Reading passage →
__________________________________________________
Tribal nations should assert their sovereignty to survive

Mariah Gladstone: Founder of IndigiKitchen, on the Blackfeet Indian Reservation in Montana

Native communities, in many ways, have stressors that have been exacerbated by the pandemic. But I also think that there are native communities, especially here in Montana, that I’ve seen react more proactively than many non-indigenous communities.

Blackfeet Nation, where I live, has had stay-at-home orders, curfews, and requirements that people wear masks and gloves when entering any store since March. And we’re still doing that, even though the state of Montana has started to “reopen.” The community is also working on testing all of the residents, which is something that’s not happening within a lot of places — but that’s the type of action that we need. To date, as far as I know, we’ve only had one confirmed case on the entire reservation.

That said, we’re also a community that relies very heavily on tourist income. We’re getting to that point of the year where tourists usually start rushing to Glacier National Park. There’s a concern that when the park opens, we will start getting thousands of out-of-state visitors rushing through the reservation, potentially bringing more cases of COVID-19. But there’s a simultaneous concern that if the park does not open, all of the businesses that get their annual income from these three months of tourist season won’t have that income.

Long term, for this as well as other potential disruptions we may face, it comes down to adaptability. For tribal nations, I think it is essential that we recognize our own sovereignty and our own ability to assert that sovereignty. For example, the Cheyenne River Sioux Reservation has set up roadblocks that are being challenged by the state of South Dakota, but tribal members have been asserting their sovereignty and citing treaty law to say they have the right to control entrance. I think having that local recognition of what’s needed, and the willingness to take actions that are not popular but are necessary, will ultimately help communities thrive and survive.
__________________________________________________
Extracted records →
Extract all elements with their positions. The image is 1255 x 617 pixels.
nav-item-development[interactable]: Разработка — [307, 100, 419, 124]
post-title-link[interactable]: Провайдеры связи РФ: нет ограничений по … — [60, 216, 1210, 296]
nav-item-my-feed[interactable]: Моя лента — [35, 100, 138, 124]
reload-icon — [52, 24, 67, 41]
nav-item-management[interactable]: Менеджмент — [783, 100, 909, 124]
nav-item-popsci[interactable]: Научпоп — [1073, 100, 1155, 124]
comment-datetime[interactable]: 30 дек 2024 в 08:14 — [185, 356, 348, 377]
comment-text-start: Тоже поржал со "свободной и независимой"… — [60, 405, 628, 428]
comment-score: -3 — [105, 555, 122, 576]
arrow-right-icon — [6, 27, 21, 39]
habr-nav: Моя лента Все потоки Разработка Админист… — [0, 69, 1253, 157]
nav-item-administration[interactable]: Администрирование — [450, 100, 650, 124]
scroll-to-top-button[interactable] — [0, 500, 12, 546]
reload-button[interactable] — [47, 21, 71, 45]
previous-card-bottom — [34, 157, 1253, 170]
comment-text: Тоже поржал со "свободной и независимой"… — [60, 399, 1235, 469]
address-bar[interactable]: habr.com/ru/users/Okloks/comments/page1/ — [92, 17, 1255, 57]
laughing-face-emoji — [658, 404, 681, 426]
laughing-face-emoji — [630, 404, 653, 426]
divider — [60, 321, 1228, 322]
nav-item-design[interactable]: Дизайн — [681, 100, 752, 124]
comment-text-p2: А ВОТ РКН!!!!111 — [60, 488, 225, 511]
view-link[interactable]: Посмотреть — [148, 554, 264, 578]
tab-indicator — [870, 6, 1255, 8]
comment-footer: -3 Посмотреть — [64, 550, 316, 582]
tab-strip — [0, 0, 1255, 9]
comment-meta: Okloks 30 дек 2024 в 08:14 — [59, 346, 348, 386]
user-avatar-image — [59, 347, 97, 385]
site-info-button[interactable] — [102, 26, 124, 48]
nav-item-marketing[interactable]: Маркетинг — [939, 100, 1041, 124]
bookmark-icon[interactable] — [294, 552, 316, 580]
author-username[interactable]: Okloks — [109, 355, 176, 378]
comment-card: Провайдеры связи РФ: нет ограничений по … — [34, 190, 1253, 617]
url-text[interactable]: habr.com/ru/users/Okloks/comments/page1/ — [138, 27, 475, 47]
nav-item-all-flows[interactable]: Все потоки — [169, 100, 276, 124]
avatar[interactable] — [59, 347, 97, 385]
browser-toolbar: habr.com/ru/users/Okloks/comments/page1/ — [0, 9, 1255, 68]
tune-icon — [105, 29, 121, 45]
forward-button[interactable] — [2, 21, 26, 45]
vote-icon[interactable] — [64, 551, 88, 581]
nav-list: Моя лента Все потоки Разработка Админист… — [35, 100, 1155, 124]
__________________________________________________
Exercise requirements →
Update the stretch of the tribal sovereignty text from "Tribal nations should" through "the entire reservation.", replacing "stay-at-home orders" with "shelter-in-place orders". The records play no part in what follows.

Finished task →
Tribal nations should assert their sovereignty to survive

Mariah Gladstone: Founder of IndigiKitchen, on the Blackfeet Indian Reservation in Montana

Native communities, in many ways, have stressors that have been exacerbated by the pandemic. But I also think that there are native communities, especially here in Montana, that I’ve seen react more proactively than many non-indigenous communities.

Blackfeet Nation, where I live, has had shelter-in-place orders, curfews, and requirements that people wear masks and gloves when entering any store since March. And we’re still doing that, even though the state of Montana has started to “reopen.” The community is also working on testing all of the residents, which is something that’s not happening within a lot of places — but that’s the type of action that we need. To date, as far as I know, we’ve only had one confirmed case on the entire reservation.